REQUIRED WORK:
Here are some records; copy every line that holds the word "name".

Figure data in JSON

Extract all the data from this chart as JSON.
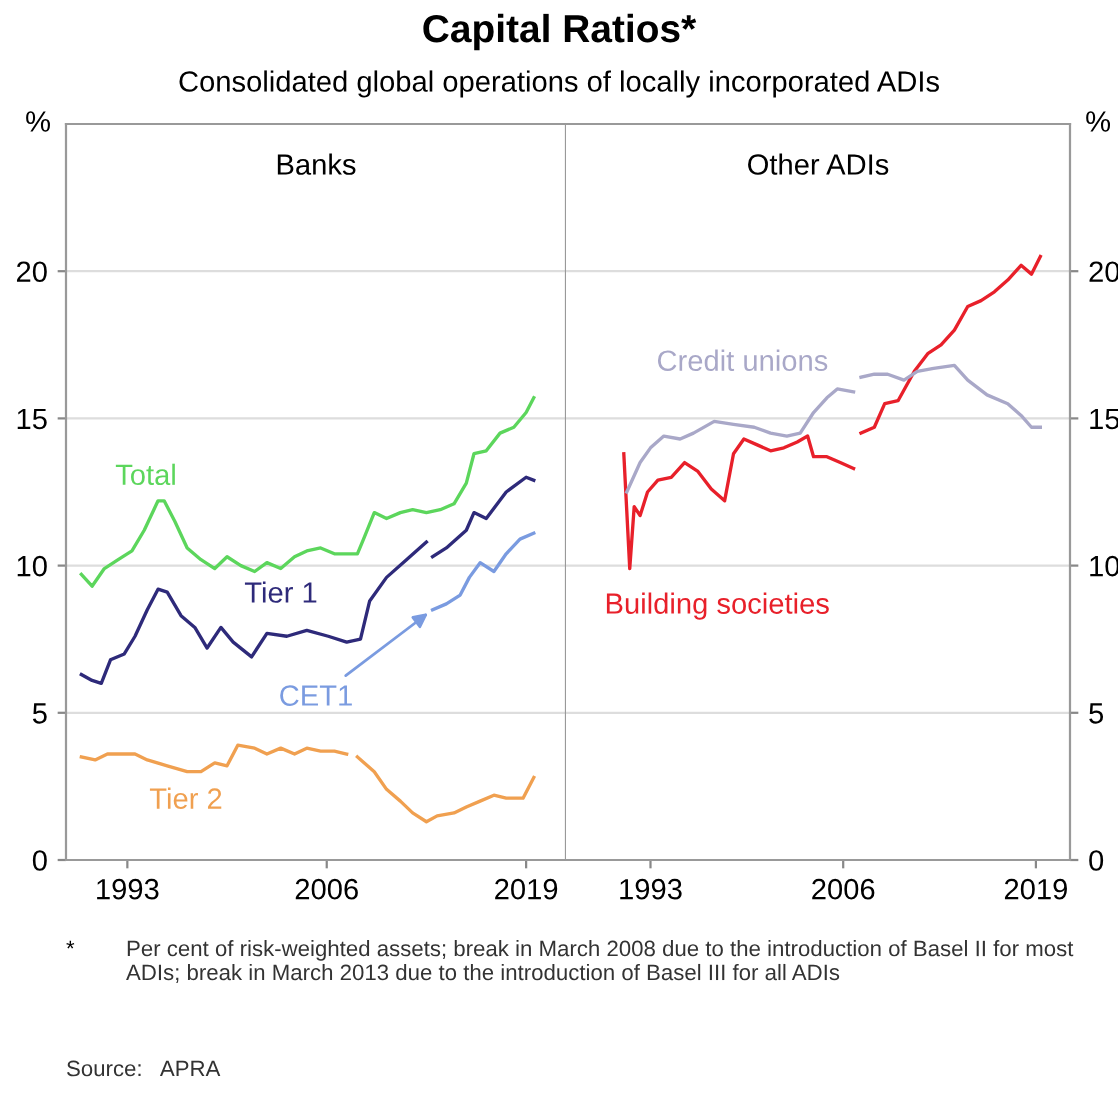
{
  "chart_data": [
    {
      "type": "line",
      "title": "Capital Ratios*",
      "subtitle": "Consolidated global operations of locally incorporated ADIs",
      "ylabel": "%",
      "legend_title": "Banks",
      "annotations": [
        "*\tPer cent of risk-weighted assets; break in March 2008 due to the introduction of Basel II for most ADIs; break in March 2013 due to the introduction of Basel III for all ADIs",
        "Source:   APRA"
      ],
      "xlim": [
        1989,
        2021.6
      ],
      "xticks": [
        1993,
        2006,
        2019
      ],
      "ylim": [
        0,
        25
      ],
      "yticks": [
        0,
        5,
        10,
        15,
        20
      ],
      "grid": "y",
      "tick_labels": "xy",
      "series": [
        {
          "name": "Total",
          "color": "#5cd65c",
          "x": [
            1990.0,
            1990.7,
            1991.5,
            1992.4,
            1993.3,
            1994.1,
            1995.0,
            1995.4,
            1996.1,
            1996.9,
            1997.8,
            1998.7,
            1999.5,
            2000.4,
            2001.3,
            2002.1,
            2003.0,
            2003.9,
            2004.7,
            2005.6,
            2006.5,
            2007.3,
            2008.0,
            2008.4,
            2009.1,
            2009.9,
            2010.8,
            2011.6,
            2012.5,
            2013.4,
            2014.3,
            2015.1,
            2015.6,
            2016.4,
            2017.3,
            2018.2,
            2019.0,
            2019.5
          ],
          "values": [
            9.7,
            9.3,
            9.9,
            10.2,
            10.5,
            11.2,
            12.2,
            12.2,
            11.5,
            10.6,
            10.2,
            9.9,
            10.3,
            10.0,
            9.8,
            10.1,
            9.9,
            10.3,
            10.5,
            10.6,
            10.4,
            10.4,
            10.4,
            10.9,
            11.8,
            11.6,
            11.8,
            11.9,
            11.8,
            11.9,
            12.1,
            12.8,
            13.8,
            13.9,
            14.5,
            14.7,
            15.2,
            15.7
          ]
        },
        {
          "name": "Tier 1",
          "color": "#2e2a7a",
          "x": [
            1990.0,
            1990.7,
            1991.3,
            1991.9,
            1992.8,
            1993.5,
            1994.3,
            1995.0,
            1995.6,
            1996.5,
            1997.4,
            1998.2,
            1999.1,
            1999.9,
            2001.1,
            2002.1,
            2003.4,
            2004.7,
            2006.1,
            2007.3,
            2008.2,
            2008.8,
            2009.9,
            2011.2,
            2012.5,
            2012.7,
            2012.9,
            2013.8,
            2015.1,
            2015.6,
            2016.4,
            2017.7,
            2019.0,
            2019.5
          ],
          "values": [
            6.3,
            6.1,
            6.0,
            6.8,
            7.0,
            7.6,
            8.5,
            9.2,
            9.1,
            8.3,
            7.9,
            7.2,
            7.9,
            7.4,
            6.9,
            7.7,
            7.6,
            7.8,
            7.6,
            7.4,
            7.5,
            8.8,
            9.6,
            10.2,
            10.8,
            null,
            10.3,
            10.6,
            11.2,
            11.8,
            11.6,
            12.5,
            13.0,
            12.9
          ]
        },
        {
          "name": "CET1",
          "color": "#7a9be0",
          "x": [
            2012.9,
            2013.8,
            2014.7,
            2015.3,
            2016.0,
            2016.9,
            2017.7,
            2018.6,
            2019.5
          ],
          "values": [
            8.5,
            8.7,
            9.0,
            9.6,
            10.1,
            9.8,
            10.4,
            10.9,
            11.1
          ]
        },
        {
          "name": "Tier 2",
          "color": "#f0a050",
          "x": [
            1990.0,
            1990.9,
            1991.7,
            1992.6,
            1993.5,
            1994.3,
            1995.6,
            1996.9,
            1997.8,
            1998.7,
            1999.5,
            2000.2,
            2001.3,
            2002.1,
            2003.0,
            2003.9,
            2004.7,
            2005.6,
            2006.5,
            2007.3,
            2007.6,
            2008.0,
            2009.1,
            2009.9,
            2010.8,
            2011.6,
            2012.5,
            2013.2,
            2014.3,
            2015.1,
            2016.0,
            2016.9,
            2017.7,
            2018.8,
            2019.5
          ],
          "values": [
            3.5,
            3.4,
            3.6,
            3.6,
            3.6,
            3.4,
            3.2,
            3.0,
            3.0,
            3.3,
            3.2,
            3.9,
            3.8,
            3.6,
            3.8,
            3.6,
            3.8,
            3.7,
            3.7,
            3.6,
            null,
            3.5,
            3.0,
            2.4,
            2.0,
            1.6,
            1.3,
            1.5,
            1.6,
            1.8,
            2.0,
            2.2,
            2.1,
            2.1,
            2.8
          ]
        }
      ]
    },
    {
      "type": "line",
      "ylabel": "%",
      "legend_title": "Other ADIs",
      "xlim": [
        1987.3,
        2021.3
      ],
      "xticks": [
        1993,
        2006,
        2019
      ],
      "ylim": [
        0,
        25
      ],
      "yticks": [
        0,
        5,
        10,
        15,
        20
      ],
      "grid": "y",
      "tick_labels": "xy",
      "series": [
        {
          "name": "Building societies",
          "color": "#e8202a",
          "x": [
            1991.2,
            1991.6,
            1991.9,
            1992.3,
            1992.8,
            1993.5,
            1994.4,
            1995.3,
            1996.2,
            1997.1,
            1998.0,
            1998.6,
            1999.3,
            2000.2,
            2001.1,
            2002.0,
            2002.9,
            2003.6,
            2004.0,
            2004.9,
            2005.8,
            2006.7,
            2007.0,
            2007.2,
            2008.1,
            2008.8,
            2009.7,
            2010.8,
            2011.7,
            2012.6,
            2013.5,
            2014.4,
            2015.3,
            2016.2,
            2017.1,
            2018.0,
            2018.7,
            2019.3
          ],
          "values": [
            13.8,
            9.9,
            12.0,
            11.7,
            12.5,
            12.9,
            13.0,
            13.5,
            13.2,
            12.6,
            12.2,
            13.8,
            14.3,
            14.1,
            13.9,
            14.0,
            14.2,
            14.4,
            13.7,
            13.7,
            13.5,
            13.3,
            null,
            14.5,
            14.7,
            15.5,
            15.6,
            16.6,
            17.2,
            17.5,
            18.0,
            18.8,
            19.0,
            19.3,
            19.7,
            20.2,
            19.9,
            20.5
          ]
        },
        {
          "name": "Credit unions",
          "color": "#a9a8c8",
          "x": [
            1991.4,
            1992.3,
            1993.0,
            1993.9,
            1995.0,
            1995.9,
            1997.3,
            1998.6,
            2000.0,
            2001.1,
            2002.2,
            2003.1,
            2004.0,
            2004.9,
            2005.6,
            2006.7,
            2007.0,
            2007.2,
            2008.1,
            2009.0,
            2010.1,
            2011.0,
            2012.1,
            2013.5,
            2014.4,
            2015.7,
            2017.1,
            2018.0,
            2018.7,
            2019.3
          ],
          "values": [
            12.5,
            13.5,
            14.0,
            14.4,
            14.3,
            14.5,
            14.9,
            14.8,
            14.7,
            14.5,
            14.4,
            14.5,
            15.2,
            15.7,
            16.0,
            15.9,
            null,
            16.4,
            16.5,
            16.5,
            16.3,
            16.6,
            16.7,
            16.8,
            16.3,
            15.8,
            15.5,
            15.1,
            14.7,
            14.7
          ]
        }
      ]
    }
  ]
}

EXERCISE SOLUTION:
          "name": "Total",
          "name": "Tier 1",
          "name": "CET1",
          "name": "Tier 2",
          "name": "Building societies",
          "name": "Credit unions",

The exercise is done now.